**Task**
The records that follow are to be repeated without alteration.
________________
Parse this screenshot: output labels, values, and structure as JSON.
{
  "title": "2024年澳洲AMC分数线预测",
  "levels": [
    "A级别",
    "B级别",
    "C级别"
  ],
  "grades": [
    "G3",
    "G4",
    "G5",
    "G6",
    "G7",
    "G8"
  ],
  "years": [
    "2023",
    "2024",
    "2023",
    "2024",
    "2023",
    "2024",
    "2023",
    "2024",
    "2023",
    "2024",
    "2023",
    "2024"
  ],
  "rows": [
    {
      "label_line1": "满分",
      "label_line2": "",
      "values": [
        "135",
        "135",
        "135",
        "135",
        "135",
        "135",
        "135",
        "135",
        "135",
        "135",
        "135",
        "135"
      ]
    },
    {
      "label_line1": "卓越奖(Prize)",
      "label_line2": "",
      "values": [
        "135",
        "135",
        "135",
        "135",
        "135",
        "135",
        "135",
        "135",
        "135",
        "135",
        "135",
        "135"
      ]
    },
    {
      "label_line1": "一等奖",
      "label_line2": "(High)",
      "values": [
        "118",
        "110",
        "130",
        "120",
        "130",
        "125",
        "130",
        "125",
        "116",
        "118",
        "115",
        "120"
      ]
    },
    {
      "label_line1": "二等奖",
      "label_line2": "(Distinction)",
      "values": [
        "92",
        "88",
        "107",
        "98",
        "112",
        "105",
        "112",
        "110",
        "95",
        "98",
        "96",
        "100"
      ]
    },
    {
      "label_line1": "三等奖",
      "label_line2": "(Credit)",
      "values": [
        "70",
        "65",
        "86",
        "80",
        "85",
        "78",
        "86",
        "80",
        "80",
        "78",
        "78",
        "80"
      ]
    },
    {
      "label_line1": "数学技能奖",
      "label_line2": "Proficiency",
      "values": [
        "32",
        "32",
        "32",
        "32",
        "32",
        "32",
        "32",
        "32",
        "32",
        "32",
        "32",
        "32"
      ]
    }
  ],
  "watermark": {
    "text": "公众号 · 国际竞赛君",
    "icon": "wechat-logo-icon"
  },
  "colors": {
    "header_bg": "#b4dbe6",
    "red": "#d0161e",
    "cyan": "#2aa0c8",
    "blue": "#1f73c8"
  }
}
________________
**Answer for the task**
Parse this screenshot: output labels, values, and structure as JSON.
{
  "title": "2024年澳洲AMC分数线预测",
  "levels": [
    "A级别",
    "B级别",
    "C级别"
  ],
  "grades": [
    "G3",
    "G4",
    "G5",
    "G6",
    "G7",
    "G8"
  ],
  "years": [
    "2023",
    "2024",
    "2023",
    "2024",
    "2023",
    "2024",
    "2023",
    "2024",
    "2023",
    "2024",
    "2023",
    "2024"
  ],
  "rows": [
    {
      "label_line1": "满分",
      "label_line2": "",
      "values": [
        "135",
        "135",
        "135",
        "135",
        "135",
        "135",
        "135",
        "135",
        "135",
        "135",
        "135",
        "135"
      ]
    },
    {
      "label_line1": "卓越奖(Prize)",
      "label_line2": "",
      "values": [
        "135",
        "135",
        "135",
        "135",
        "135",
        "135",
        "135",
        "135",
        "135",
        "135",
        "135",
        "135"
      ]
    },
    {
      "label_line1": "一等奖",
      "label_line2": "(High)",
      "values": [
        "118",
        "110",
        "130",
        "120",
        "130",
        "125",
        "130",
        "125",
        "116",
        "118",
        "115",
        "120"
      ]
    },
    {
      "label_line1": "二等奖",
      "label_line2": "(Distinction)",
      "values": [
        "92",
        "88",
        "107",
        "98",
        "112",
        "105",
        "112",
        "110",
        "95",
        "98",
        "96",
        "100"
      ]
    },
    {
      "label_line1": "三等奖",
      "label_line2": "(Credit)",
      "values": [
        "70",
        "65",
        "86",
        "80",
        "85",
        "78",
        "86",
        "80",
        "80",
        "78",
        "78",
        "80"
      ]
    },
    {
      "label_line1": "数学技能奖",
      "label_line2": "Proficiency",
      "values": [
        "32",
        "32",
        "32",
        "32",
        "32",
        "32",
        "32",
        "32",
        "32",
        "32",
        "32",
        "32"
      ]
    }
  ],
  "watermark": {
    "text": "公众号 · 国际竞赛君",
    "icon": "wechat-logo-icon"
  },
  "colors": {
    "header_bg": "#b4dbe6",
    "red": "#d0161e",
    "cyan": "#2aa0c8",
    "blue": "#1f73c8"
  }
}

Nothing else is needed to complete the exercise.